Say how many lines contain the string "name". Give no other output.

____________

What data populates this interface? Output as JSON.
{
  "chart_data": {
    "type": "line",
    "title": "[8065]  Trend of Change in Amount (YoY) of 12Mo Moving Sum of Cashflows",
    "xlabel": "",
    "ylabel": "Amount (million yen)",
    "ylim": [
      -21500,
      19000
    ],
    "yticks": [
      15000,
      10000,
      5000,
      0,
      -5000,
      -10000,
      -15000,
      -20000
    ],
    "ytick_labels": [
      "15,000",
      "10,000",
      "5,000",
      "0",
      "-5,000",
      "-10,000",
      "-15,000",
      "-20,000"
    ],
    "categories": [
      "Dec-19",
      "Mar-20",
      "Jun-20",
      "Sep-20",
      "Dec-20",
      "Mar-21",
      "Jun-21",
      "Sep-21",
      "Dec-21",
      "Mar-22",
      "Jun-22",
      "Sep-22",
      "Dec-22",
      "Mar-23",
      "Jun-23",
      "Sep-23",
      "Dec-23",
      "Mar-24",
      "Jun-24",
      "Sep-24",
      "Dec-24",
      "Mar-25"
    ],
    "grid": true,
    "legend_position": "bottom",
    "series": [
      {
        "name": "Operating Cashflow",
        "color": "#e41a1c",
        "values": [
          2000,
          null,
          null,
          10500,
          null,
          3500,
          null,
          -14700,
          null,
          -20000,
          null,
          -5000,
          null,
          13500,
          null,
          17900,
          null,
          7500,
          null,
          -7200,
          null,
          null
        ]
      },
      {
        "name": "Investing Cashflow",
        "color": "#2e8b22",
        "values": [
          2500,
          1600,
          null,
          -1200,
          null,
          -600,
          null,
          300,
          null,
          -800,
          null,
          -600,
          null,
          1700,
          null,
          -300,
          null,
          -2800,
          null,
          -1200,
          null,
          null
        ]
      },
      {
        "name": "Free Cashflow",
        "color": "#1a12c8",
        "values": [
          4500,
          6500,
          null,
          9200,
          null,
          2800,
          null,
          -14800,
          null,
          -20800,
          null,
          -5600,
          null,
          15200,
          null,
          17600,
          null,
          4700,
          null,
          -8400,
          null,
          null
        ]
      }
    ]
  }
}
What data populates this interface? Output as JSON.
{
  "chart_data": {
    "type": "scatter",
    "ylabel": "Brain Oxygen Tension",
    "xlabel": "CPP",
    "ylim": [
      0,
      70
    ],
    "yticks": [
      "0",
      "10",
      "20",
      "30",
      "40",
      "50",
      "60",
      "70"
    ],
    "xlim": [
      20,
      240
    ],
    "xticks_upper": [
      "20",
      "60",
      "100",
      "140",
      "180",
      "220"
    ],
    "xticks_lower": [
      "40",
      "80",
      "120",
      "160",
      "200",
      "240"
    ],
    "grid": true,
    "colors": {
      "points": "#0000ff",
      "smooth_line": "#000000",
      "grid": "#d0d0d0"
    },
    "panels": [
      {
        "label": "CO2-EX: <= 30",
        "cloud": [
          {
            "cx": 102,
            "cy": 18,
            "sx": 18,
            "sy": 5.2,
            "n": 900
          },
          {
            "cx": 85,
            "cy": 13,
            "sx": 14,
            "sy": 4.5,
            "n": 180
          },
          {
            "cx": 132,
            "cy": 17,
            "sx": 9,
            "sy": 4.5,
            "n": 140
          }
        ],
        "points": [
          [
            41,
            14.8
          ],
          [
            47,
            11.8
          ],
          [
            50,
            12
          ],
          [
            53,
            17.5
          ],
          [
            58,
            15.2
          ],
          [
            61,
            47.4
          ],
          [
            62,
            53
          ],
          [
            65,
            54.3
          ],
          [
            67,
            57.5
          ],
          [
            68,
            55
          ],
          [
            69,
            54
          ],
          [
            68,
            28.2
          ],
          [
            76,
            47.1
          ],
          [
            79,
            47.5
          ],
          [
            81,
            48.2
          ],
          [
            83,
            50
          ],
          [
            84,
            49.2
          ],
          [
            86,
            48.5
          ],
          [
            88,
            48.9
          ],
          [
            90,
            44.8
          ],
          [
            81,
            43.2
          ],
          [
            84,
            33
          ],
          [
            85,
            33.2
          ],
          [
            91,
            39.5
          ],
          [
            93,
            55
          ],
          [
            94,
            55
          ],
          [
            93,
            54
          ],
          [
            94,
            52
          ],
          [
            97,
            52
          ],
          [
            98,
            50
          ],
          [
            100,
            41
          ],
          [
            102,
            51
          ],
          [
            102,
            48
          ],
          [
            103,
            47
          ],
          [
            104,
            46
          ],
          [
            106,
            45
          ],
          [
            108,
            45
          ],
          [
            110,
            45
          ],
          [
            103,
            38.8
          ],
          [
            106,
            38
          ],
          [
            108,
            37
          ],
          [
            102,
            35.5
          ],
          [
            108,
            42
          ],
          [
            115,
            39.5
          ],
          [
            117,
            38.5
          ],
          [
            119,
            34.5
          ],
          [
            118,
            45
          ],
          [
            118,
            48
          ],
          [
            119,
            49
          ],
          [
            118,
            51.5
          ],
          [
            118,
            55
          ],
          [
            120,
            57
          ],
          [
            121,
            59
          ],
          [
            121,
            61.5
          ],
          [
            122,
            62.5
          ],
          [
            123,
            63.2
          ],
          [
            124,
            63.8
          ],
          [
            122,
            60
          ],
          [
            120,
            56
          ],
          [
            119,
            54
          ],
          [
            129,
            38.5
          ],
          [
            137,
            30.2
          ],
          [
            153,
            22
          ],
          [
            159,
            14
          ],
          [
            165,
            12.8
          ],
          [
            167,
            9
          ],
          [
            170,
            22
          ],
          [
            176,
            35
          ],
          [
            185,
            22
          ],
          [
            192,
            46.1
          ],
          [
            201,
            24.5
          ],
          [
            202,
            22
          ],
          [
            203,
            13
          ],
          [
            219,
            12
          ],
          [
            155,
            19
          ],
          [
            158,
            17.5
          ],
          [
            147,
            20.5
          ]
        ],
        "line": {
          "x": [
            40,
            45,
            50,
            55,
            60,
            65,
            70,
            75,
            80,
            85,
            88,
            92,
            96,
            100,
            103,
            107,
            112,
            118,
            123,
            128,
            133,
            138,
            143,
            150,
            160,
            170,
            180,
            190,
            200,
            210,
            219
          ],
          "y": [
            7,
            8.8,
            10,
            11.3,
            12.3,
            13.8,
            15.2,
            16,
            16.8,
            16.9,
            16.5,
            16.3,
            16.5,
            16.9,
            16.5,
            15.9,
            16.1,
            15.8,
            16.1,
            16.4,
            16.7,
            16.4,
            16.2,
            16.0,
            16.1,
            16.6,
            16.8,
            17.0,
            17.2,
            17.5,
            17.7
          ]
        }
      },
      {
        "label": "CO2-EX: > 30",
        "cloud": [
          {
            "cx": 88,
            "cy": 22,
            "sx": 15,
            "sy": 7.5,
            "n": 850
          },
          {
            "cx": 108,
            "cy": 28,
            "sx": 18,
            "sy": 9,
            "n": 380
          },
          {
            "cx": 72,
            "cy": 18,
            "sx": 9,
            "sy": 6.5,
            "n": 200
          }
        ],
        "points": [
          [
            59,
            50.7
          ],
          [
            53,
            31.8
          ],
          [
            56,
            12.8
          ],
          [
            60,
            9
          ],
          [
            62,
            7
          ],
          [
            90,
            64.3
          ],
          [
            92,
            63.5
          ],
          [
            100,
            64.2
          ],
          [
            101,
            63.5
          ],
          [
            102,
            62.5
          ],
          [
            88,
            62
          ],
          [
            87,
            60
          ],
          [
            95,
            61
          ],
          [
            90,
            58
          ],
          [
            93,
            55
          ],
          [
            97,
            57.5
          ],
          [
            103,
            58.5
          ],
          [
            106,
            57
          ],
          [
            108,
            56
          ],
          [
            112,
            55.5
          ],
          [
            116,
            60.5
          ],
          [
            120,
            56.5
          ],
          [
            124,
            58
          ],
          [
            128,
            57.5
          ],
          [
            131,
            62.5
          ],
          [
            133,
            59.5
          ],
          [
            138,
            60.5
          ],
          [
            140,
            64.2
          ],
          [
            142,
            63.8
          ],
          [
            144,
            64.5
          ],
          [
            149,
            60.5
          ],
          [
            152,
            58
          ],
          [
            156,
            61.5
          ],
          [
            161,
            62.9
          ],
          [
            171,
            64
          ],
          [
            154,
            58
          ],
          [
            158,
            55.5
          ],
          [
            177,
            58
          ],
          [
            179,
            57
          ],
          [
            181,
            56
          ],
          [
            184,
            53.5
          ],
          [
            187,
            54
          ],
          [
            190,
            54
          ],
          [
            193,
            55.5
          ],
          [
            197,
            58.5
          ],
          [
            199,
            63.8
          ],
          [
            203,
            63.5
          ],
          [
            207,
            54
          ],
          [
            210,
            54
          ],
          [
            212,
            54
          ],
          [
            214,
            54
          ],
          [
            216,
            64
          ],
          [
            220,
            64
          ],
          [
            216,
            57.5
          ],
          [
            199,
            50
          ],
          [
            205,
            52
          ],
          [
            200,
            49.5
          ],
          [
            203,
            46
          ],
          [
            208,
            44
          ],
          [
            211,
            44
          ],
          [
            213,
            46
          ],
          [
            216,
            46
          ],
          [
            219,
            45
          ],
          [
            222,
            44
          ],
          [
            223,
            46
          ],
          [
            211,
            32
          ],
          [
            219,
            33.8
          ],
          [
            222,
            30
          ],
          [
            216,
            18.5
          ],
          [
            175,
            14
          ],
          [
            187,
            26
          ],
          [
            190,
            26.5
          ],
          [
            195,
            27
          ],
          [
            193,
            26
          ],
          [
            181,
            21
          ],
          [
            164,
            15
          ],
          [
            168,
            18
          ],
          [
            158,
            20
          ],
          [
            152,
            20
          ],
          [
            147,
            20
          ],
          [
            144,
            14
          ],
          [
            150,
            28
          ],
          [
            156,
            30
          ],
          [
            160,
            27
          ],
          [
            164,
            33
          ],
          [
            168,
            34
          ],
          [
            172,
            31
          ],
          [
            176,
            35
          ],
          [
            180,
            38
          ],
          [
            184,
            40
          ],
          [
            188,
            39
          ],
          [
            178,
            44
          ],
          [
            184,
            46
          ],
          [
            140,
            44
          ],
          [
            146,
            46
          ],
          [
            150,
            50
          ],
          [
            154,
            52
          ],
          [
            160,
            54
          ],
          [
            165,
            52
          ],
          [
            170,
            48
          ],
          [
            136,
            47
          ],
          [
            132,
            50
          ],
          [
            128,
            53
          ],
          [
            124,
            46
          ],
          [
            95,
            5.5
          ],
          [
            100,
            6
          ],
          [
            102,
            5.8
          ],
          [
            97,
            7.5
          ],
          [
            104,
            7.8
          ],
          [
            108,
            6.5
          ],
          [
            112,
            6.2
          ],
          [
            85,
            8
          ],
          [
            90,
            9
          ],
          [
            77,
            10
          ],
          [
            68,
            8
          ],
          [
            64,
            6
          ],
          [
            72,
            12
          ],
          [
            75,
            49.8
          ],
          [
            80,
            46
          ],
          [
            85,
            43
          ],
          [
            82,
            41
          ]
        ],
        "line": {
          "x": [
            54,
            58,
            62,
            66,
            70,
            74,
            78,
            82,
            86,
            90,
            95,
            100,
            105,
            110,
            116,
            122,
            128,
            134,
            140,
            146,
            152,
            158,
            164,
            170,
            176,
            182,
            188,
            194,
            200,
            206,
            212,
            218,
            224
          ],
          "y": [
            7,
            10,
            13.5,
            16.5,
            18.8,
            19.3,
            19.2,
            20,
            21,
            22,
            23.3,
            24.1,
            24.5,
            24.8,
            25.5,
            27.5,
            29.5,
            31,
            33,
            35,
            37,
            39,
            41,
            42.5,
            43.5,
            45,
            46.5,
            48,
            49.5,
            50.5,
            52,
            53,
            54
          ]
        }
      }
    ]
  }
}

____________

▸ Solution for this exercise
3